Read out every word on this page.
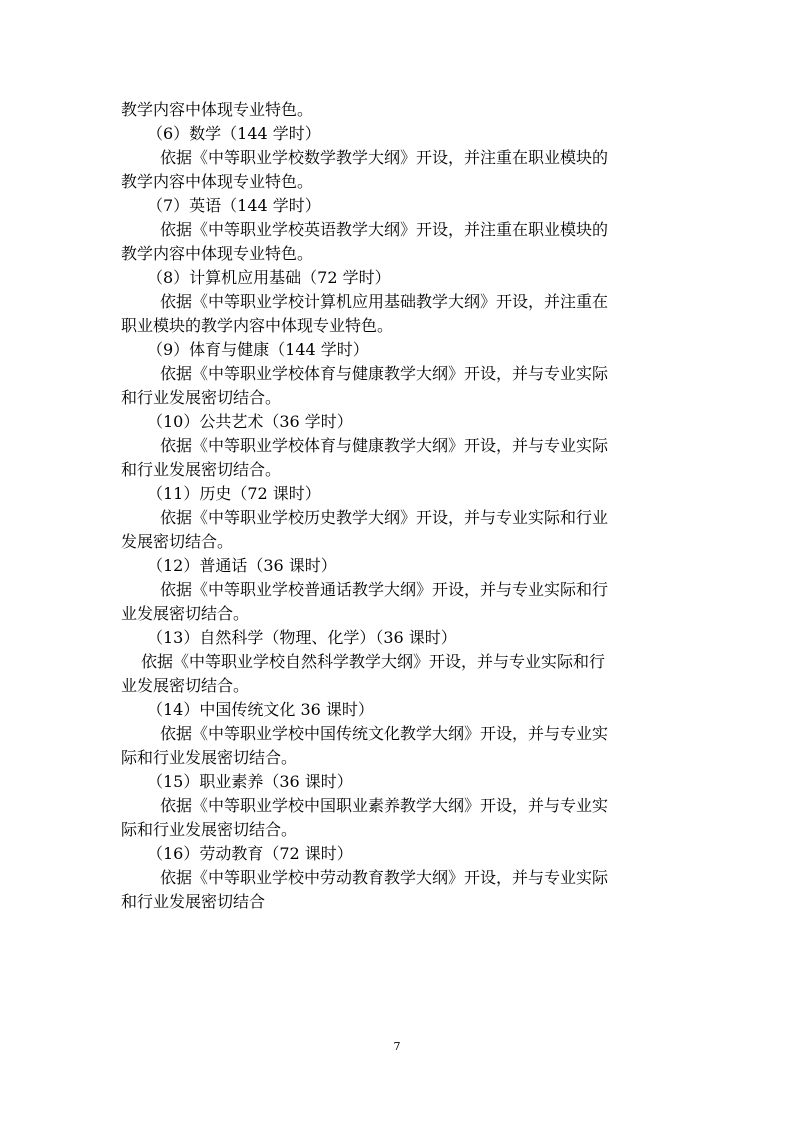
教学内容中体现专业特色。
（6）数学（144 学时）
依据《中等职业学校数学教学大纲》开设，并注重在职业模块的
教学内容中体现专业特色。
（7）英语（144 学时）
依据《中等职业学校英语教学大纲》开设，并注重在职业模块的
教学内容中体现专业特色。
（8）计算机应用基础（72 学时）
依据《中等职业学校计算机应用基础教学大纲》开设，并注重在
职业模块的教学内容中体现专业特色。
（9）体育与健康（144 学时）
依据《中等职业学校体育与健康教学大纲》开设，并与专业实际
和行业发展密切结合。
（10）公共艺术（36 学时）
依据《中等职业学校体育与健康教学大纲》开设，并与专业实际
和行业发展密切结合。
（11）历史（72 课时）
依据《中等职业学校历史教学大纲》开设，并与专业实际和行业
发展密切结合。
（12）普通话（36 课时）
依据《中等职业学校普通话教学大纲》开设，并与专业实际和行
业发展密切结合。
（13）自然科学（物理、化学）（36 课时）
依据《中等职业学校自然科学教学大纲》开设，并与专业实际和行
业发展密切结合。
（14）中国传统文化 36 课时）
依据《中等职业学校中国传统文化教学大纲》开设，并与专业实
际和行业发展密切结合。
（15）职业素养（36 课时）
依据《中等职业学校中国职业素养教学大纲》开设，并与专业实
际和行业发展密切结合。
（16）劳动教育（72 课时）
依据《中等职业学校中劳动教育教学大纲》开设，并与专业实际
和行业发展密切结合
7
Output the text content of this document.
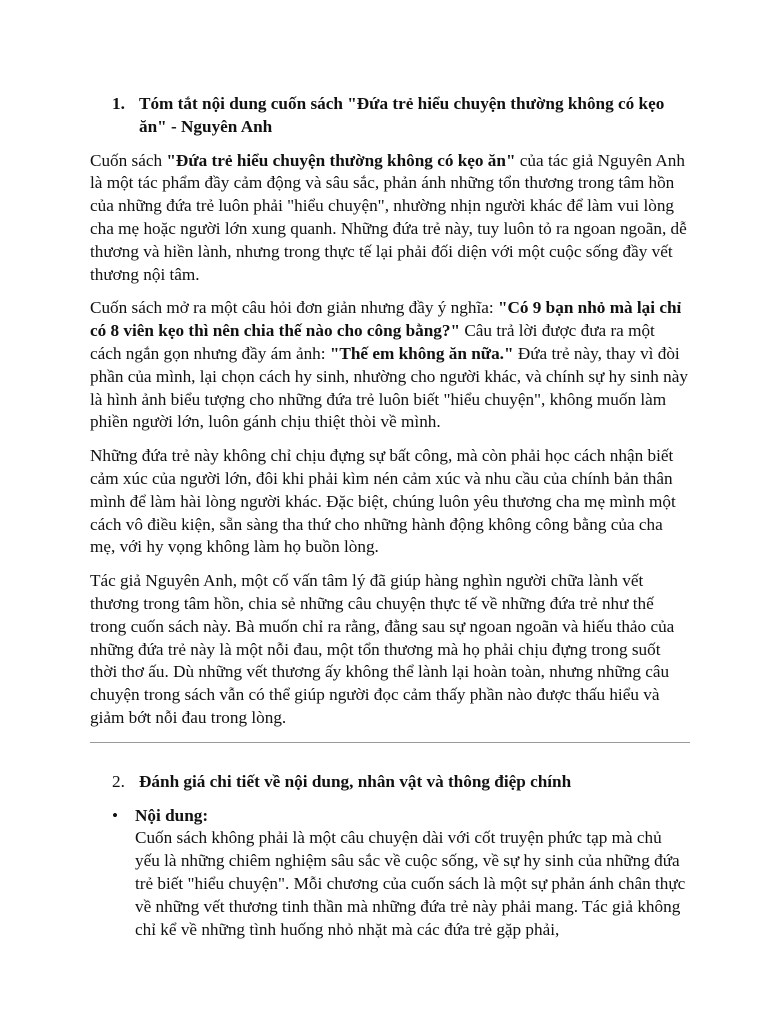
1. Tóm tắt nội dung cuốn sách "Đứa trẻ hiểu chuyện thường không có kẹo ăn" - Nguyên Anh

Cuốn sách "Đứa trẻ hiểu chuyện thường không có kẹo ăn" của tác giả Nguyên Anh là một tác phẩm đầy cảm động và sâu sắc, phản ánh những tổn thương trong tâm hồn của những đứa trẻ luôn phải "hiểu chuyện", nhường nhịn người khác để làm vui lòng cha mẹ hoặc người lớn xung quanh. Những đứa trẻ này, tuy luôn tỏ ra ngoan ngoãn, dễ thương và hiền lành, nhưng trong thực tế lại phải đối diện với một cuộc sống đầy vết thương nội tâm.

Cuốn sách mở ra một câu hỏi đơn giản nhưng đầy ý nghĩa: "Có 9 bạn nhỏ mà lại chỉ có 8 viên kẹo thì nên chia thế nào cho công bằng?" Câu trả lời được đưa ra một cách ngắn gọn nhưng đầy ám ảnh: "Thế em không ăn nữa." Đứa trẻ này, thay vì đòi phần của mình, lại chọn cách hy sinh, nhường cho người khác, và chính sự hy sinh này là hình ảnh biểu tượng cho những đứa trẻ luôn biết "hiểu chuyện", không muốn làm phiền người lớn, luôn gánh chịu thiệt thòi về mình.

Những đứa trẻ này không chỉ chịu đựng sự bất công, mà còn phải học cách nhận biết cảm xúc của người lớn, đôi khi phải kìm nén cảm xúc và nhu cầu của chính bản thân mình để làm hài lòng người khác. Đặc biệt, chúng luôn yêu thương cha mẹ mình một cách vô điều kiện, sẵn sàng tha thứ cho những hành động không công bằng của cha mẹ, với hy vọng không làm họ buồn lòng.

Tác giả Nguyên Anh, một cố vấn tâm lý đã giúp hàng nghìn người chữa lành vết thương trong tâm hồn, chia sẻ những câu chuyện thực tế về những đứa trẻ như thế trong cuốn sách này. Bà muốn chỉ ra rằng, đằng sau sự ngoan ngoãn và hiếu thảo của những đứa trẻ này là một nỗi đau, một tổn thương mà họ phải chịu đựng trong suốt thời thơ ấu. Dù những vết thương ấy không thể lành lại hoàn toàn, nhưng những câu chuyện trong sách vẫn có thể giúp người đọc cảm thấy phần nào được thấu hiểu và giảm bớt nỗi đau trong lòng.

2. Đánh giá chi tiết về nội dung, nhân vật và thông điệp chính
• Nội dung:
Cuốn sách không phải là một câu chuyện dài với cốt truyện phức tạp mà chủ yếu là những chiêm nghiệm sâu sắc về cuộc sống, về sự hy sinh của những đứa trẻ biết "hiểu chuyện". Mỗi chương của cuốn sách là một sự phản ánh chân thực về những vết thương tinh thần mà những đứa trẻ này phải mang. Tác giả không chỉ kể về những tình huống nhỏ nhặt mà các đứa trẻ gặp phải,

__Required task__
Show every line of the records above that contains the word "dung".

__Solution below__
1. Tóm tắt nội dung cuốn sách "Đứa trẻ hiểu chuyện thường không có kẹo ăn" - Nguyên Anh
2. Đánh giá chi tiết về nội dung, nhân vật và thông điệp chính
• Nội dung:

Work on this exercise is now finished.